(Records)
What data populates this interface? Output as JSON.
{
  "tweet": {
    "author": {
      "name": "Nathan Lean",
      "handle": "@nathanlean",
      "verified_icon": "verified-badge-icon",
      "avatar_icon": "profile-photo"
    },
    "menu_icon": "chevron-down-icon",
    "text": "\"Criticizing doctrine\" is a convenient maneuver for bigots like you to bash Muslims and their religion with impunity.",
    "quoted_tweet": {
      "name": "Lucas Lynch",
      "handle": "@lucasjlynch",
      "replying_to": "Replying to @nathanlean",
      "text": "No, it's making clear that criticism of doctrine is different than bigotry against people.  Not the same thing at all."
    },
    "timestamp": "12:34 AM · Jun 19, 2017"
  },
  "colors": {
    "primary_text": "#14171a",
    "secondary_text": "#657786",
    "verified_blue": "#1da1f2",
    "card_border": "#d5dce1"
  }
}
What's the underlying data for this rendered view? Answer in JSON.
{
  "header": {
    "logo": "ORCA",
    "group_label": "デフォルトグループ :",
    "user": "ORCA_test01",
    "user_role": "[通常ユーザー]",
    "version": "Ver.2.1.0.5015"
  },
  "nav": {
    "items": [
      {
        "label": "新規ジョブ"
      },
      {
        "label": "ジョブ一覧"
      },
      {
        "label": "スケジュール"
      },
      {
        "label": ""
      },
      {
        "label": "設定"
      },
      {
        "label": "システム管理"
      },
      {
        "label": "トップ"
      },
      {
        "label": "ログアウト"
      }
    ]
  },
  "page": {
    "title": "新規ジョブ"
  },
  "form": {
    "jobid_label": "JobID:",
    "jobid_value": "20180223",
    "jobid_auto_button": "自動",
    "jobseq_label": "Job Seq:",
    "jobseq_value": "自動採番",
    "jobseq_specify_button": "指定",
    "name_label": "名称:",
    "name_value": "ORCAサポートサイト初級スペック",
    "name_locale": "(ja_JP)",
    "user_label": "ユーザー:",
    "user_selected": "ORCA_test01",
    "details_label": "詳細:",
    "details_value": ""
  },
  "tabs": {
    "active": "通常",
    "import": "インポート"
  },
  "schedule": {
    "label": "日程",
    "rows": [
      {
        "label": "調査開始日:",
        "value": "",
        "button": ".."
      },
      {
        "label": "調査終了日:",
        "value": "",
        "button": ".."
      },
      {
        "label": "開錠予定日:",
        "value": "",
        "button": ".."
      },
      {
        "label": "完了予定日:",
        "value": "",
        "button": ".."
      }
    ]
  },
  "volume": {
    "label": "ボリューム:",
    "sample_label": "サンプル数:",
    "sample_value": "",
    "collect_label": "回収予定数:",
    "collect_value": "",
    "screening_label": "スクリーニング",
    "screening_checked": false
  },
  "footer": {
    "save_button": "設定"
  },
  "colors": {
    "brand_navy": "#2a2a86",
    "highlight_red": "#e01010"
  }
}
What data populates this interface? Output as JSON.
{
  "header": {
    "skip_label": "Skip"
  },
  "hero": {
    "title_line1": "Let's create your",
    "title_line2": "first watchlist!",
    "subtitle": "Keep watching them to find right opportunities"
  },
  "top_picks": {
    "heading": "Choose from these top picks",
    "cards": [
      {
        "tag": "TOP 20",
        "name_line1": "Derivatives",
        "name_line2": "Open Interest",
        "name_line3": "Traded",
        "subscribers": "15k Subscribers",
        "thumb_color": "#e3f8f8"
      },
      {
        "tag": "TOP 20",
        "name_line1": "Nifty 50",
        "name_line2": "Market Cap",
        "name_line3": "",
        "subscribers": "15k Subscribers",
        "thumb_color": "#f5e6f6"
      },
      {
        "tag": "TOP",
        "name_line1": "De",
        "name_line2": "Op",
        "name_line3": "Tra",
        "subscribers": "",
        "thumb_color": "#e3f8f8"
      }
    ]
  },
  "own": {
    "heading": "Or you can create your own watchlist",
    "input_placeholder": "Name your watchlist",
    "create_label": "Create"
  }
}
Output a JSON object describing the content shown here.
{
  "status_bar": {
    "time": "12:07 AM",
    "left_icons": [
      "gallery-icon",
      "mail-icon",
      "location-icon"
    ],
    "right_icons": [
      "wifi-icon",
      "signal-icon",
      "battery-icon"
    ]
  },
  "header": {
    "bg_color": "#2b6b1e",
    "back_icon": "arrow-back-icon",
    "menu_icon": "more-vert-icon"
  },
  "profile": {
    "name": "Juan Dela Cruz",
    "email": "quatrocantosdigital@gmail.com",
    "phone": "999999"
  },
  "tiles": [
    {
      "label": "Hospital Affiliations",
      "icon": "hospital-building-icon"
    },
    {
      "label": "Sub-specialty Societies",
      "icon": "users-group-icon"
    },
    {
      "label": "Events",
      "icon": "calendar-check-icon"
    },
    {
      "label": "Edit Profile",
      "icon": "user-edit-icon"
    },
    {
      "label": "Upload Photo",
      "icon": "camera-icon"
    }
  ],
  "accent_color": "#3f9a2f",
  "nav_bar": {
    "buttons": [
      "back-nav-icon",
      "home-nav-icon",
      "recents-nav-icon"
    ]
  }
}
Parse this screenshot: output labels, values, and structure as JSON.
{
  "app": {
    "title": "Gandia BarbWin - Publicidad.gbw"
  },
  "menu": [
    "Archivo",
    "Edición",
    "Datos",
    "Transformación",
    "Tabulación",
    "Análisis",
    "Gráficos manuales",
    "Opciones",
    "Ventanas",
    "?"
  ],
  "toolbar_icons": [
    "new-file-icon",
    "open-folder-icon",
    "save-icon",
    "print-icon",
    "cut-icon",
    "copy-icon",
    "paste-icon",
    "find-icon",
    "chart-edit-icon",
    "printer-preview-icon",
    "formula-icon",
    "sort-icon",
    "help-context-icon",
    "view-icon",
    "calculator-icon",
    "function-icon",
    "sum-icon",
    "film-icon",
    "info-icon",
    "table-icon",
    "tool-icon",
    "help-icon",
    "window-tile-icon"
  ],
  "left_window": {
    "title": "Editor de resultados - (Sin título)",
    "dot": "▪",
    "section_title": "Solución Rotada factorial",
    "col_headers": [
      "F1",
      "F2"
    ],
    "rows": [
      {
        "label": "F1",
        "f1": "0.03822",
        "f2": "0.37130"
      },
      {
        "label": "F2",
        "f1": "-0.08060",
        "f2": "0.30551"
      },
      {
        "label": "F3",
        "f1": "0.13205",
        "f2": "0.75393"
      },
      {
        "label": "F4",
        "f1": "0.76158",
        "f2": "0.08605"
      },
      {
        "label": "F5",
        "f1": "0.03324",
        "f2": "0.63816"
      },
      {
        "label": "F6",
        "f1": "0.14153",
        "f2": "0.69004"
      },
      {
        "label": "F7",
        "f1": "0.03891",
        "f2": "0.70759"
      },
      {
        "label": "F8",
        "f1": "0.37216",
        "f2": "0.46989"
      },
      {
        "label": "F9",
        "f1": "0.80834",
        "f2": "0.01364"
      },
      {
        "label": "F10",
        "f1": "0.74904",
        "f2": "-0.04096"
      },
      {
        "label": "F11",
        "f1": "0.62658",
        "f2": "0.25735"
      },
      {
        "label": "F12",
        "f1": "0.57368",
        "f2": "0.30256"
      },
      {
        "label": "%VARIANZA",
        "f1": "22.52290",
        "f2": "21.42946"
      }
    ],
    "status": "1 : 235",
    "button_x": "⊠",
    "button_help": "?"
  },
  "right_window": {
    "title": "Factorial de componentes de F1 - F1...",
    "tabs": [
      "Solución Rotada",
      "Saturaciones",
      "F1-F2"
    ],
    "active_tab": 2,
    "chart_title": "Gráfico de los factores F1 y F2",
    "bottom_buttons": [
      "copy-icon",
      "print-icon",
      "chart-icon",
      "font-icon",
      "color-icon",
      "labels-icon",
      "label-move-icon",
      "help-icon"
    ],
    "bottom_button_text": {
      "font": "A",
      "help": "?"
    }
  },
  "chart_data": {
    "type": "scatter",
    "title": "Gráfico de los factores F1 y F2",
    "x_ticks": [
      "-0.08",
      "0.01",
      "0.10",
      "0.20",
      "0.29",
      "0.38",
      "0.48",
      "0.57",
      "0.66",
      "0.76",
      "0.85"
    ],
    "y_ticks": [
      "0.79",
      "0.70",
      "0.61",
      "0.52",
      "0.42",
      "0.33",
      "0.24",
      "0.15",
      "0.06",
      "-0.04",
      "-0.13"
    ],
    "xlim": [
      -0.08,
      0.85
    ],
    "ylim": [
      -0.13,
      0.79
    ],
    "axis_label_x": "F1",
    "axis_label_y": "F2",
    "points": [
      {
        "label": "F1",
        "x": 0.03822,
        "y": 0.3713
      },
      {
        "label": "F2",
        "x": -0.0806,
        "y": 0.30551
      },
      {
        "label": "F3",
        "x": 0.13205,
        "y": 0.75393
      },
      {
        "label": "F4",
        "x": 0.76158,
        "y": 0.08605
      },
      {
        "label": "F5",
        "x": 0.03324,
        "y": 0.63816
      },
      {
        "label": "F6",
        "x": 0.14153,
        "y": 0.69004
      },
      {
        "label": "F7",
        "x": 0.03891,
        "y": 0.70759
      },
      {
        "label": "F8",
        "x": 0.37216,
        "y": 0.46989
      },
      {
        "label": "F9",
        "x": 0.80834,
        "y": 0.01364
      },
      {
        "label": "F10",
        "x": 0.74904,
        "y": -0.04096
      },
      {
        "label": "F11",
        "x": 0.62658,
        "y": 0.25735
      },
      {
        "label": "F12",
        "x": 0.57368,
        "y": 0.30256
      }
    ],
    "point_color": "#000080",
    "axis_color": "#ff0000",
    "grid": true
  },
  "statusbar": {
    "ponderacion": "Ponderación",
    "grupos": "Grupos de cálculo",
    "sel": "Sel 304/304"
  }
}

*Exercise details*. Scan the material above for the string "Rotada" and report each line where you find it.

*The solution*.
    "section_title": "Solución Rotada factorial",
      "Solución Rotada",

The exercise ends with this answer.